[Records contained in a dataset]
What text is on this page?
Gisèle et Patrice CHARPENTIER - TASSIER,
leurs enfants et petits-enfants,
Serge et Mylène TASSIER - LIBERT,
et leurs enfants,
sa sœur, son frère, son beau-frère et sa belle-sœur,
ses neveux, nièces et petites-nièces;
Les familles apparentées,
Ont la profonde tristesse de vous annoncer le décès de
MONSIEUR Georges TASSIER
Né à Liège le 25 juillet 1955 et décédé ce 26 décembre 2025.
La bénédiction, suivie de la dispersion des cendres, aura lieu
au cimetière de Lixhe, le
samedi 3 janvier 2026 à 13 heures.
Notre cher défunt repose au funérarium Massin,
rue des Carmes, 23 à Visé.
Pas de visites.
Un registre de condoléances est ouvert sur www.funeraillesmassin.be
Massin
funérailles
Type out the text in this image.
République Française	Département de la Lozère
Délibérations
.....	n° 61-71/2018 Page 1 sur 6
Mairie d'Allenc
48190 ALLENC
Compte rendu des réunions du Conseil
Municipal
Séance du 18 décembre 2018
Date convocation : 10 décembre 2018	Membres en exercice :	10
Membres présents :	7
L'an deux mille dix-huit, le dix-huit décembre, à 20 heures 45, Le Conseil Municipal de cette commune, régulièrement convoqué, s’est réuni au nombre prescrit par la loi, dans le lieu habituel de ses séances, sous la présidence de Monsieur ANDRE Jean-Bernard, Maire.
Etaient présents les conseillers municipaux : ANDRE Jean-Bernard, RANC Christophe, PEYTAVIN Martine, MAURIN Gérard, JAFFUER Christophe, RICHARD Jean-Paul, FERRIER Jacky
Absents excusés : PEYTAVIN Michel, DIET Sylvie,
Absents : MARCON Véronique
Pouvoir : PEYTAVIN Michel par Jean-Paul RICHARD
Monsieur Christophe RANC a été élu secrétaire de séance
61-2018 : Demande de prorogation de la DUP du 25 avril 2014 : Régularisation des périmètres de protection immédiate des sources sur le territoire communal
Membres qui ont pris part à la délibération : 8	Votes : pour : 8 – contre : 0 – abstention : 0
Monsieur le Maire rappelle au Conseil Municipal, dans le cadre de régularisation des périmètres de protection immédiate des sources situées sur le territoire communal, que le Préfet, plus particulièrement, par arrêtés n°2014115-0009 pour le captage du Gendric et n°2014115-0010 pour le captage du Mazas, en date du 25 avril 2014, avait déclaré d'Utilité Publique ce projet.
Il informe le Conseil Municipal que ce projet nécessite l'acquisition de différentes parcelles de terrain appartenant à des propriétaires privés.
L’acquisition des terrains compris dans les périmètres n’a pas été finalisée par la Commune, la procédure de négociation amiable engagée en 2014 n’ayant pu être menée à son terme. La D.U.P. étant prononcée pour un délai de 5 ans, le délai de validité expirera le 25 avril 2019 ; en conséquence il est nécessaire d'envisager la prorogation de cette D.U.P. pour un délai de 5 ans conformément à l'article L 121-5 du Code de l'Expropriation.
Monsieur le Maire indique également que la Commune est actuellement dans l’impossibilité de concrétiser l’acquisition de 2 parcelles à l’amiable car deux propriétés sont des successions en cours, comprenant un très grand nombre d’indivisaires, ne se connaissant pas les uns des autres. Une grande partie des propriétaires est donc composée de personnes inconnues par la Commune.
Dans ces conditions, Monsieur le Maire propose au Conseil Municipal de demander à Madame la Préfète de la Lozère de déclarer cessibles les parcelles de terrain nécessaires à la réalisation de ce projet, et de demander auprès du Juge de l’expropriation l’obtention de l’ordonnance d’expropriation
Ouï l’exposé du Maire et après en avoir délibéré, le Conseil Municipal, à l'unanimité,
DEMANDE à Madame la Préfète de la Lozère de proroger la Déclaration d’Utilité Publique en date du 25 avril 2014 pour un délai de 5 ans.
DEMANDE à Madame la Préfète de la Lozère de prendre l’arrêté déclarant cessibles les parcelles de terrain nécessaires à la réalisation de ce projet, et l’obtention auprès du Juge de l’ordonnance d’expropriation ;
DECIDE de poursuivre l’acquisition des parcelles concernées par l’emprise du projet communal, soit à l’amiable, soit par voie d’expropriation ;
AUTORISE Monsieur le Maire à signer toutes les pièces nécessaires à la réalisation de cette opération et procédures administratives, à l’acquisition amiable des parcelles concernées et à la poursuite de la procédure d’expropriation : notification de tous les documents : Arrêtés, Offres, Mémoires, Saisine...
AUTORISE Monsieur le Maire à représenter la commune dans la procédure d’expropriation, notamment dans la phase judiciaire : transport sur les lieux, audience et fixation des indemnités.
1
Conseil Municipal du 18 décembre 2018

> Exercise objective:
In the entries above, find each line with the string "périmètres" and copy it.

> Answer for the task:
61-2018 : Demande de prorogation de la DUP du 25 avril 2014 : Régularisation des périmètres de protection immédiate des sources sur le territoire communal
Monsieur le Maire rappelle au Conseil Municipal, dans le cadre de régularisation des périmètres de protection immédiate des sources situées sur le territoire communal, que le Préfet, plus particulièrement, par arrêtés n°2014115-0009 pour le captage du Gendric et n°2014115-0010 pour le captage du Mazas, en date du 25 avril 2014, avait déclaré d'Utilité Publique ce projet.
L’acquisition des terrains compris dans les périmètres n’a pas été finalisée par la Commune, la procédure de négociation amiable engagée en 2014 n’ayant pu être menée à son terme. La D.U.P. étant prononcée pour un délai de 5 ans, le délai de validité expirera le 25 avril 2019 ; en conséquence il est nécessaire d'envisager la prorogation de cette D.U.P. pour un délai de 5 ans conformément à l'article L 121-5 du Code de l'Expropriation.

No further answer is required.